→ **Exercise description**
All lines featuring the string "Masculin" are to be listed.

■ ■ ■ ■

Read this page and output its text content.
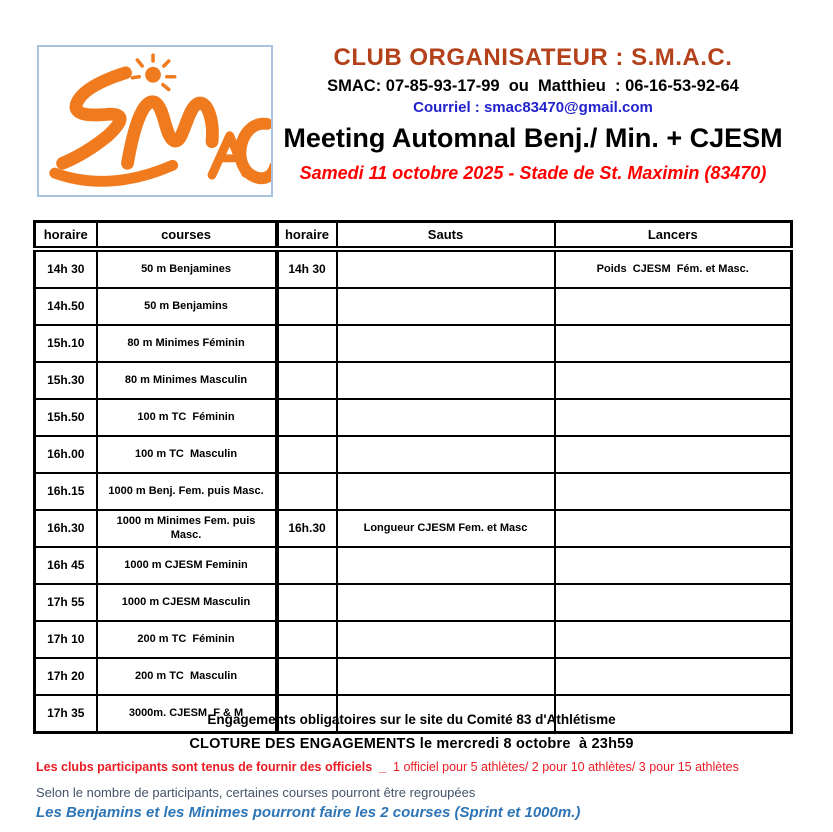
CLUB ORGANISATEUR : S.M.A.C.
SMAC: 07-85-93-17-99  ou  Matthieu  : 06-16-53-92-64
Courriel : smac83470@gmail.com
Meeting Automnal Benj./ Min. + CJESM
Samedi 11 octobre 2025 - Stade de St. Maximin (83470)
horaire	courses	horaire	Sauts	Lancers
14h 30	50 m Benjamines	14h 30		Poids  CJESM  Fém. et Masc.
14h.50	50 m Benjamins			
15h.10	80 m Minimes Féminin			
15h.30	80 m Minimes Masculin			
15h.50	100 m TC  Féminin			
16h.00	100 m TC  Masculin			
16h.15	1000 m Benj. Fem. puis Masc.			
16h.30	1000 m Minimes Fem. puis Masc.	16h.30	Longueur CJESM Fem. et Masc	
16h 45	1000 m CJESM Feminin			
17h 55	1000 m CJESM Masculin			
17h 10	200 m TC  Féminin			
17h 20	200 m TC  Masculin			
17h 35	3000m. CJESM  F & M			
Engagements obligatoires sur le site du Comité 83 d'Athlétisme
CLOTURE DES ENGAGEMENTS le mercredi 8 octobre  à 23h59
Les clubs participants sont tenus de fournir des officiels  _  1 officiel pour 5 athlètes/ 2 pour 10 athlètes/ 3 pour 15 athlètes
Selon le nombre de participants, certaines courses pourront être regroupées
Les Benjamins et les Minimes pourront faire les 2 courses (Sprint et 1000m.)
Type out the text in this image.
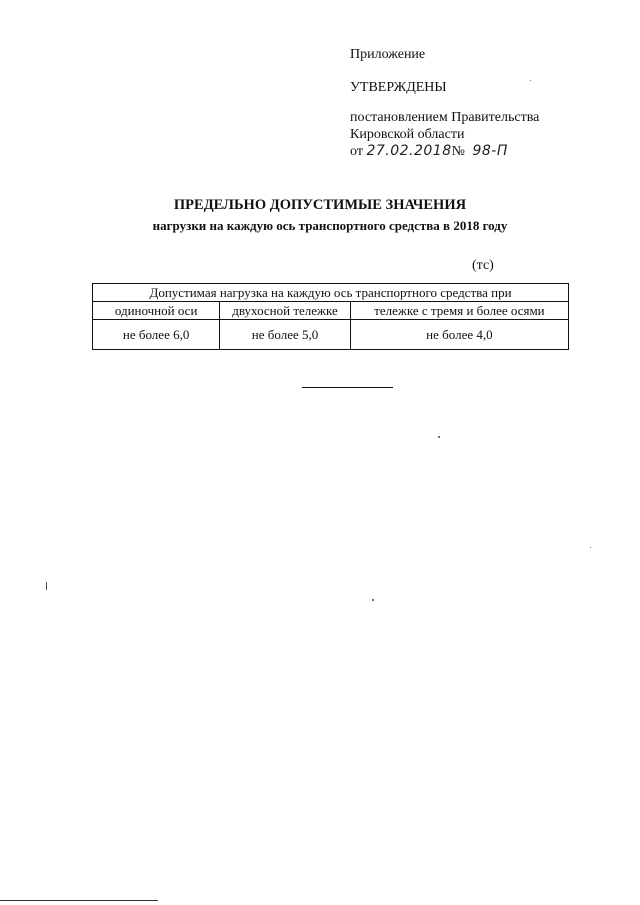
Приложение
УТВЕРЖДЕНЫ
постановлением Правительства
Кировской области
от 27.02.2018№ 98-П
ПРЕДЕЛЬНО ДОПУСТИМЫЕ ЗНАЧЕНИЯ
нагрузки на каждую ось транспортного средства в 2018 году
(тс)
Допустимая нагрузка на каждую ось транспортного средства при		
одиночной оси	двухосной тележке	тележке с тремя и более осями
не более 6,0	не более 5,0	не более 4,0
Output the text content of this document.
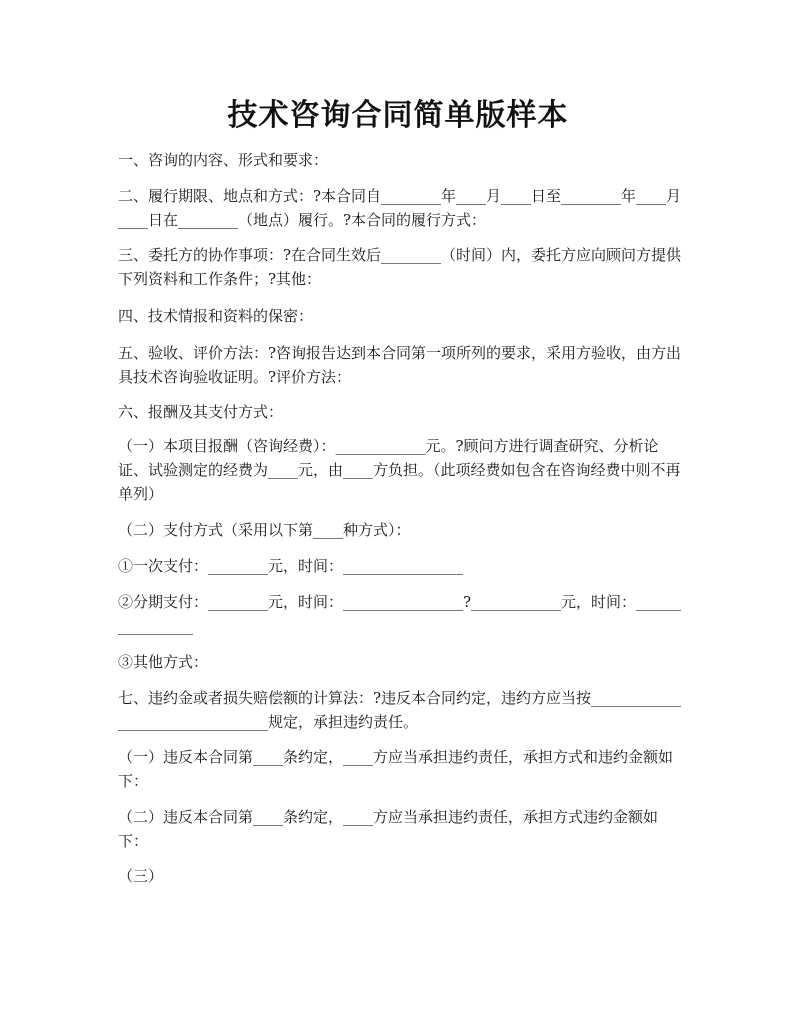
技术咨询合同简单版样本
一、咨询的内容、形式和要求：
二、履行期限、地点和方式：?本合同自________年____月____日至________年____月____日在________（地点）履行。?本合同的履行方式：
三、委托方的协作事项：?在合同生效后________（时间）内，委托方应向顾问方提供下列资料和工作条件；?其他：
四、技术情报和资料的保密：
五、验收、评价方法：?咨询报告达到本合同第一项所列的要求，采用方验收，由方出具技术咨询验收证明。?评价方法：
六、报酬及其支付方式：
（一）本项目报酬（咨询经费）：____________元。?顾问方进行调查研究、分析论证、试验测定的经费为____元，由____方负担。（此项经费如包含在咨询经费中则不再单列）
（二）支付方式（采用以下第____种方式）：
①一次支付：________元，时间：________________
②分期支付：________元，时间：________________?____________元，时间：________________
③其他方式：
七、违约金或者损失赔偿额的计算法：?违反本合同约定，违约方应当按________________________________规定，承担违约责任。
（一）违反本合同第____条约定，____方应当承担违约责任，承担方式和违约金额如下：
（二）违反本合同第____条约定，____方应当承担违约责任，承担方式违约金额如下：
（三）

■ ■ ■ ■

→ **Full solution**
15h.30	80 m Minimes Masculin			
16h.00	100 m TC  Masculin			
17h 55	1000 m CJESM Masculin			
17h 20	200 m TC  Masculin			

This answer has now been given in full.